◆ **REQUIRED WORK**
Reproduce the listing below, changing every "folder-icon" to "directory-icon" and leaving everything else untouched.

◆ **THE RECORDS**
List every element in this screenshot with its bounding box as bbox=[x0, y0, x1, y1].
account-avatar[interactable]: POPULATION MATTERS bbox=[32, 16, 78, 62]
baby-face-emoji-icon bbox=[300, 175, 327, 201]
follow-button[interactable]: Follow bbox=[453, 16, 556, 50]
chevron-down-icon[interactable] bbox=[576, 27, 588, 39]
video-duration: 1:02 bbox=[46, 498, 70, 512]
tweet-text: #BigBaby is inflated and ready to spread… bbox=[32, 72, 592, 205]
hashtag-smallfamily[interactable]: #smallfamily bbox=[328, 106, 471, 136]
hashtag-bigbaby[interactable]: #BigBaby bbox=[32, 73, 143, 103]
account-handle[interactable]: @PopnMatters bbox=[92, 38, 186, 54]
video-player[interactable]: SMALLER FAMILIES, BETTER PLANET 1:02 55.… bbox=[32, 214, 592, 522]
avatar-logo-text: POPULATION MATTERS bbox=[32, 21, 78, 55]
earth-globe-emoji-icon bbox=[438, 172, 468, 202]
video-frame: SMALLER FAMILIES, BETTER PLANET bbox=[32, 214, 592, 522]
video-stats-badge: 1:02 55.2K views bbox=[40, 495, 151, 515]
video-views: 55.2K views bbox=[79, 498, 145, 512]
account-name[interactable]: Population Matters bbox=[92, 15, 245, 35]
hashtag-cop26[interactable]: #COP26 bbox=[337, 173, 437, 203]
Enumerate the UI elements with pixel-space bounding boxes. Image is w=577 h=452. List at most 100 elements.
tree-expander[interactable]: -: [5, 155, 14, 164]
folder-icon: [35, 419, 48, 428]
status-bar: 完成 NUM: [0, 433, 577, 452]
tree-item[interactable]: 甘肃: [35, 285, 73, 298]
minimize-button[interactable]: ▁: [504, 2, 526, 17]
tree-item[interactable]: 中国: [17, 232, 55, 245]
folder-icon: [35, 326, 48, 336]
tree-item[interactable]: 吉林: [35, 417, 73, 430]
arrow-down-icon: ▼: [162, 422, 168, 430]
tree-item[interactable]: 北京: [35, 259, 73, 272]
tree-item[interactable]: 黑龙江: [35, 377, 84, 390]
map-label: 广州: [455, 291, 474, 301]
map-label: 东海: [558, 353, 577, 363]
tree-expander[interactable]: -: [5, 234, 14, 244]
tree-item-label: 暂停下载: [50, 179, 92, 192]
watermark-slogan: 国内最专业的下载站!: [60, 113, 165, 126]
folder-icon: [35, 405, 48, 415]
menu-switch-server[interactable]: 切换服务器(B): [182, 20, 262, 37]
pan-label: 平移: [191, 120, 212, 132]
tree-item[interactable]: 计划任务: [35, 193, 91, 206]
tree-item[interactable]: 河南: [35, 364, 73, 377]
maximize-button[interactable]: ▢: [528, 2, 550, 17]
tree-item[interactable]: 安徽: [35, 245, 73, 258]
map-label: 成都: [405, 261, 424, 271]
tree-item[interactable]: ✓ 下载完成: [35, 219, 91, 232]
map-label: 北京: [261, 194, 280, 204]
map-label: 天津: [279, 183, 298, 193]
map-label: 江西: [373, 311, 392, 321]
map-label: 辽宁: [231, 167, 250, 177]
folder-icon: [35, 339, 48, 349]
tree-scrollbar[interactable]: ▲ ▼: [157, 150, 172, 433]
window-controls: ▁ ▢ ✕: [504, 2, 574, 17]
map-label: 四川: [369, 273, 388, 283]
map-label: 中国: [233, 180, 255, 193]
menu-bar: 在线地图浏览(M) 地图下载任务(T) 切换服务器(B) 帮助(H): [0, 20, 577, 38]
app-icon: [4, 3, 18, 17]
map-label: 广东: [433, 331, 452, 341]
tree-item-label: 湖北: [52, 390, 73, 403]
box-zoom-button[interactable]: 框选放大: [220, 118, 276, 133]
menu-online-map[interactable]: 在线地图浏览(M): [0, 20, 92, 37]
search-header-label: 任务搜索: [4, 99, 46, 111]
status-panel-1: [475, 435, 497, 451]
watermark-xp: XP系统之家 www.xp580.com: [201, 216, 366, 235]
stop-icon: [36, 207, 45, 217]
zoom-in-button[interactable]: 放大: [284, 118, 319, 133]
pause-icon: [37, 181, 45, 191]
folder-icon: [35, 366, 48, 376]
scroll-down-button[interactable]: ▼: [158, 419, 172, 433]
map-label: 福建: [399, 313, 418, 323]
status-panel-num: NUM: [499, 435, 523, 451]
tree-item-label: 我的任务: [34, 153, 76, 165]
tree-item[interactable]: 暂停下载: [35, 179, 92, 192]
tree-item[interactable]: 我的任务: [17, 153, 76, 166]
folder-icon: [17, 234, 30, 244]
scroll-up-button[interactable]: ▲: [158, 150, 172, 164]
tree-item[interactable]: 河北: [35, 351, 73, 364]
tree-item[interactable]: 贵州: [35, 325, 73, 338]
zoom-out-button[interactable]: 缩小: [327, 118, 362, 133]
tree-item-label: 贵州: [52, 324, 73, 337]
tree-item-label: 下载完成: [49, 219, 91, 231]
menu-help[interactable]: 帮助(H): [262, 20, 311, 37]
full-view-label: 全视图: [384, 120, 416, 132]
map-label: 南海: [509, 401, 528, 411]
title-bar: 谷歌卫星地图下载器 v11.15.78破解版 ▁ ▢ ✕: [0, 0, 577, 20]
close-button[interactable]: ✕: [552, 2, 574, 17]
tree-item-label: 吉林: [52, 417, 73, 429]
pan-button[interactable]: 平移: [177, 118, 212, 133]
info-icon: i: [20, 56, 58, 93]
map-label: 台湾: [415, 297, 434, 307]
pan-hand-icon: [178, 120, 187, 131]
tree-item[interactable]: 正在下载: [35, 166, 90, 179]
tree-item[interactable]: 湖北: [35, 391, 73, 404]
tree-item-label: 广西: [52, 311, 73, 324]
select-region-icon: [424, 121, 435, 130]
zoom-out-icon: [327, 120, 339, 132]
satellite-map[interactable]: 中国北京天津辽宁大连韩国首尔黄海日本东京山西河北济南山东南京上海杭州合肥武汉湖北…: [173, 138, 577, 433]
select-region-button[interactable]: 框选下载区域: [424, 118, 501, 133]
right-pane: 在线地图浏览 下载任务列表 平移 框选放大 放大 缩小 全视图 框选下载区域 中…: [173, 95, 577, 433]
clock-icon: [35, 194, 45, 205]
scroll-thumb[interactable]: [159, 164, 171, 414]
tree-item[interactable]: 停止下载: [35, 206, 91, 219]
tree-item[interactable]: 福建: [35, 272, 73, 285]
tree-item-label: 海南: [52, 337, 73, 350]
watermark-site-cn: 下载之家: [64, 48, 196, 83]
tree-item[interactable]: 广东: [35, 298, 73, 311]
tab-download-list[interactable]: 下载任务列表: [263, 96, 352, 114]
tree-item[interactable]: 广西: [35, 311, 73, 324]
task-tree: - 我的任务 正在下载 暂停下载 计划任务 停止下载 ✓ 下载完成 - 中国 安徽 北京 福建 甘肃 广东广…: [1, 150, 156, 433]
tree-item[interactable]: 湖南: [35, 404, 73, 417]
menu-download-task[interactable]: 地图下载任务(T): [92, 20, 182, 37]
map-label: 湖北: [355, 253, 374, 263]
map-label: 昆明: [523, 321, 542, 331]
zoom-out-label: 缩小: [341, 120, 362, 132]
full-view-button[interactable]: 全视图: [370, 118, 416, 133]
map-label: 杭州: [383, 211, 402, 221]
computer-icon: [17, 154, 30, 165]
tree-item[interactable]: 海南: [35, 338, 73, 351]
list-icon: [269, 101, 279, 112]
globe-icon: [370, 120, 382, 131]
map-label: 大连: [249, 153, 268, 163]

◆ **TASK RESPONSE**
List every element in this screenshot with its bounding box as bbox=[x0, y0, x1, y1].
account-avatar[interactable]: POPULATION MATTERS bbox=[32, 16, 78, 62]
baby-face-emoji-icon bbox=[300, 175, 327, 201]
follow-button[interactable]: Follow bbox=[453, 16, 556, 50]
chevron-down-icon[interactable] bbox=[576, 27, 588, 39]
video-duration: 1:02 bbox=[46, 498, 70, 512]
tweet-text: #BigBaby is inflated and ready to spread… bbox=[32, 72, 592, 205]
hashtag-smallfamily[interactable]: #smallfamily bbox=[328, 106, 471, 136]
hashtag-bigbaby[interactable]: #BigBaby bbox=[32, 73, 143, 103]
account-handle[interactable]: @PopnMatters bbox=[92, 38, 186, 54]
video-player[interactable]: SMALLER FAMILIES, BETTER PLANET 1:02 55.… bbox=[32, 214, 592, 522]
avatar-logo-text: POPULATION MATTERS bbox=[32, 21, 78, 55]
earth-globe-emoji-icon bbox=[438, 172, 468, 202]
video-frame: SMALLER FAMILIES, BETTER PLANET bbox=[32, 214, 592, 522]
video-stats-badge: 1:02 55.2K views bbox=[40, 495, 151, 515]
video-views: 55.2K views bbox=[79, 498, 145, 512]
account-name[interactable]: Population Matters bbox=[92, 15, 245, 35]
hashtag-cop26[interactable]: #COP26 bbox=[337, 173, 437, 203]
Enumerate the UI elements with pixel-space bounding boxes. Image is w=577 h=452. List at most 100 elements.
tree-expander[interactable]: -: [5, 155, 14, 164]
directory-icon: [35, 419, 48, 428]
status-bar: 完成 NUM: [0, 433, 577, 452]
tree-item[interactable]: 甘肃: [35, 285, 73, 298]
minimize-button[interactable]: ▁: [504, 2, 526, 17]
tree-item[interactable]: 中国: [17, 232, 55, 245]
directory-icon: [35, 326, 48, 336]
tree-item[interactable]: 吉林: [35, 417, 73, 430]
arrow-down-icon: ▼: [162, 422, 168, 430]
tree-item[interactable]: 北京: [35, 259, 73, 272]
tree-item[interactable]: 黑龙江: [35, 377, 84, 390]
map-label: 广州: [455, 291, 474, 301]
map-label: 东海: [558, 353, 577, 363]
tree-expander[interactable]: -: [5, 234, 14, 244]
tree-item-label: 暂停下载: [50, 179, 92, 192]
watermark-slogan: 国内最专业的下载站!: [60, 113, 165, 126]
directory-icon: [35, 405, 48, 415]
menu-switch-server[interactable]: 切换服务器(B): [182, 20, 262, 37]
pan-label: 平移: [191, 120, 212, 132]
tree-item[interactable]: 计划任务: [35, 193, 91, 206]
tree-item[interactable]: 河南: [35, 364, 73, 377]
maximize-button[interactable]: ▢: [528, 2, 550, 17]
tree-item[interactable]: 安徽: [35, 245, 73, 258]
map-label: 成都: [405, 261, 424, 271]
tree-item[interactable]: ✓ 下载完成: [35, 219, 91, 232]
map-label: 北京: [261, 194, 280, 204]
map-label: 天津: [279, 183, 298, 193]
map-label: 江西: [373, 311, 392, 321]
map-label: 辽宁: [231, 167, 250, 177]
directory-icon: [35, 339, 48, 349]
tree-scrollbar[interactable]: ▲ ▼: [157, 150, 172, 433]
window-controls: ▁ ▢ ✕: [504, 2, 574, 17]
map-label: 四川: [369, 273, 388, 283]
map-label: 中国: [233, 180, 255, 193]
menu-bar: 在线地图浏览(M) 地图下载任务(T) 切换服务器(B) 帮助(H): [0, 20, 577, 38]
app-icon: [4, 3, 18, 17]
map-label: 广东: [433, 331, 452, 341]
tree-item-label: 湖北: [52, 390, 73, 403]
box-zoom-button[interactable]: 框选放大: [220, 118, 276, 133]
menu-online-map[interactable]: 在线地图浏览(M): [0, 20, 92, 37]
search-header-label: 任务搜索: [4, 99, 46, 111]
status-panel-1: [475, 435, 497, 451]
watermark-xp: XP系统之家 www.xp580.com: [201, 216, 366, 235]
stop-icon: [36, 207, 45, 217]
zoom-in-button[interactable]: 放大: [284, 118, 319, 133]
pause-icon: [37, 181, 45, 191]
directory-icon: [35, 366, 48, 376]
scroll-down-button[interactable]: ▼: [158, 419, 172, 433]
map-label: 福建: [399, 313, 418, 323]
status-panel-num: NUM: [499, 435, 523, 451]
tree-item-label: 我的任务: [34, 153, 76, 165]
tree-item[interactable]: 暂停下载: [35, 179, 92, 192]
tree-item[interactable]: 我的任务: [17, 153, 76, 166]
directory-icon: [17, 234, 30, 244]
scroll-up-button[interactable]: ▲: [158, 150, 172, 164]
tree-item[interactable]: 河北: [35, 351, 73, 364]
tree-item[interactable]: 贵州: [35, 325, 73, 338]
zoom-out-button[interactable]: 缩小: [327, 118, 362, 133]
tree-item-label: 贵州: [52, 324, 73, 337]
tree-item-label: 下载完成: [49, 219, 91, 231]
menu-help[interactable]: 帮助(H): [262, 20, 311, 37]
full-view-label: 全视图: [384, 120, 416, 132]
map-label: 南海: [509, 401, 528, 411]
title-bar: 谷歌卫星地图下载器 v11.15.78破解版 ▁ ▢ ✕: [0, 0, 577, 20]
close-button[interactable]: ✕: [552, 2, 574, 17]
tree-item-label: 吉林: [52, 417, 73, 429]
pan-button[interactable]: 平移: [177, 118, 212, 133]
info-icon: i: [20, 56, 58, 93]
map-label: 台湾: [415, 297, 434, 307]
pan-hand-icon: [178, 120, 187, 131]
tree-item[interactable]: 正在下载: [35, 166, 90, 179]
tree-item[interactable]: 湖北: [35, 391, 73, 404]
tree-item-label: 广西: [52, 311, 73, 324]
select-region-icon: [424, 121, 435, 130]
zoom-out-icon: [327, 120, 339, 132]
satellite-map[interactable]: 中国北京天津辽宁大连韩国首尔黄海日本东京山西河北济南山东南京上海杭州合肥武汉湖北…: [173, 138, 577, 433]
select-region-button[interactable]: 框选下载区域: [424, 118, 501, 133]
right-pane: 在线地图浏览 下载任务列表 平移 框选放大 放大 缩小 全视图 框选下载区域 中…: [173, 95, 577, 433]
clock-icon: [35, 194, 45, 205]
scroll-thumb[interactable]: [159, 164, 171, 414]
tree-item[interactable]: 停止下载: [35, 206, 91, 219]
tree-item[interactable]: 福建: [35, 272, 73, 285]
tree-item-label: 海南: [52, 337, 73, 350]
watermark-site-cn: 下载之家: [64, 48, 196, 83]
tree-item[interactable]: 广东: [35, 298, 73, 311]
tab-download-list[interactable]: 下载任务列表: [263, 96, 352, 114]
tree-item[interactable]: 广西: [35, 311, 73, 324]
task-tree: - 我的任务 正在下载 暂停下载 计划任务 停止下载 ✓ 下载完成 - 中国 安徽 北京 福建 甘肃 广东广…: [1, 150, 156, 433]
tree-item[interactable]: 湖南: [35, 404, 73, 417]
menu-download-task[interactable]: 地图下载任务(T): [92, 20, 182, 37]
map-label: 湖北: [355, 253, 374, 263]
map-label: 昆明: [523, 321, 542, 331]
zoom-out-label: 缩小: [341, 120, 362, 132]
full-view-button[interactable]: 全视图: [370, 118, 416, 133]
map-label: 杭州: [383, 211, 402, 221]
computer-icon: [17, 154, 30, 165]
tree-item[interactable]: 海南: [35, 338, 73, 351]
list-icon: [269, 101, 279, 112]
globe-icon: [370, 120, 382, 131]
map-label: 大连: [249, 153, 268, 163]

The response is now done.